Data shown:

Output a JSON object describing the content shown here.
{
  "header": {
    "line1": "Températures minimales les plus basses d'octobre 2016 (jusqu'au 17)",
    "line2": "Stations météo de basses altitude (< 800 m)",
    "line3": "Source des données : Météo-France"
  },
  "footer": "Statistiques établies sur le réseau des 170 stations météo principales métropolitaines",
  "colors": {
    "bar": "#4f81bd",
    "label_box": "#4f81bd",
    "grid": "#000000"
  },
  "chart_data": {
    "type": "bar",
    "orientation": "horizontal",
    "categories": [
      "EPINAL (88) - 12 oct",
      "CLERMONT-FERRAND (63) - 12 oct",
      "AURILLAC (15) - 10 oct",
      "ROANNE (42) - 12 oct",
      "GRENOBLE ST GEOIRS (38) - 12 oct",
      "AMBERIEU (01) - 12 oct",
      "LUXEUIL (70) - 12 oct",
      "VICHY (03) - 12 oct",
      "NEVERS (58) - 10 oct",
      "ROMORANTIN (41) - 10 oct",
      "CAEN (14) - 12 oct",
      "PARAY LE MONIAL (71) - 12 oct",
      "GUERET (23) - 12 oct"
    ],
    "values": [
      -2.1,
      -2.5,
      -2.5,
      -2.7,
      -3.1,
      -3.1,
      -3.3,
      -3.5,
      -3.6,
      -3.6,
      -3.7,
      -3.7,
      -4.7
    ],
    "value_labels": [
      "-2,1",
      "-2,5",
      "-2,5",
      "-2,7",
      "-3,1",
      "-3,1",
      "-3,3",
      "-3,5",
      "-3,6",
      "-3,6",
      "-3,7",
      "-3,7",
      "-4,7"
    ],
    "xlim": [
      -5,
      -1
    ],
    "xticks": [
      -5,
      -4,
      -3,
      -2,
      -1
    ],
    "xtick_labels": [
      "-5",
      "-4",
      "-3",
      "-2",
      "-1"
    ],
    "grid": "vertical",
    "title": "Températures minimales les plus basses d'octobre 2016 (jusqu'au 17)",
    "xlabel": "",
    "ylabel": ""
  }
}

What the task requires:
Copy out the whole listing exactly; please set it all down.

Answer to this problem:
Output a JSON object describing the content shown here.
{
  "header": {
    "line1": "Températures minimales les plus basses d'octobre 2016 (jusqu'au 17)",
    "line2": "Stations météo de basses altitude (< 800 m)",
    "line3": "Source des données : Météo-France"
  },
  "footer": "Statistiques établies sur le réseau des 170 stations météo principales métropolitaines",
  "colors": {
    "bar": "#4f81bd",
    "label_box": "#4f81bd",
    "grid": "#000000"
  },
  "chart_data": {
    "type": "bar",
    "orientation": "horizontal",
    "categories": [
      "EPINAL (88) - 12 oct",
      "CLERMONT-FERRAND (63) - 12 oct",
      "AURILLAC (15) - 10 oct",
      "ROANNE (42) - 12 oct",
      "GRENOBLE ST GEOIRS (38) - 12 oct",
      "AMBERIEU (01) - 12 oct",
      "LUXEUIL (70) - 12 oct",
      "VICHY (03) - 12 oct",
      "NEVERS (58) - 10 oct",
      "ROMORANTIN (41) - 10 oct",
      "CAEN (14) - 12 oct",
      "PARAY LE MONIAL (71) - 12 oct",
      "GUERET (23) - 12 oct"
    ],
    "values": [
      -2.1,
      -2.5,
      -2.5,
      -2.7,
      -3.1,
      -3.1,
      -3.3,
      -3.5,
      -3.6,
      -3.6,
      -3.7,
      -3.7,
      -4.7
    ],
    "value_labels": [
      "-2,1",
      "-2,5",
      "-2,5",
      "-2,7",
      "-3,1",
      "-3,1",
      "-3,3",
      "-3,5",
      "-3,6",
      "-3,6",
      "-3,7",
      "-3,7",
      "-4,7"
    ],
    "xlim": [
      -5,
      -1
    ],
    "xticks": [
      -5,
      -4,
      -3,
      -2,
      -1
    ],
    "xtick_labels": [
      "-5",
      "-4",
      "-3",
      "-2",
      "-1"
    ],
    "grid": "vertical",
    "title": "Températures minimales les plus basses d'octobre 2016 (jusqu'au 17)",
    "xlabel": "",
    "ylabel": ""
  }
}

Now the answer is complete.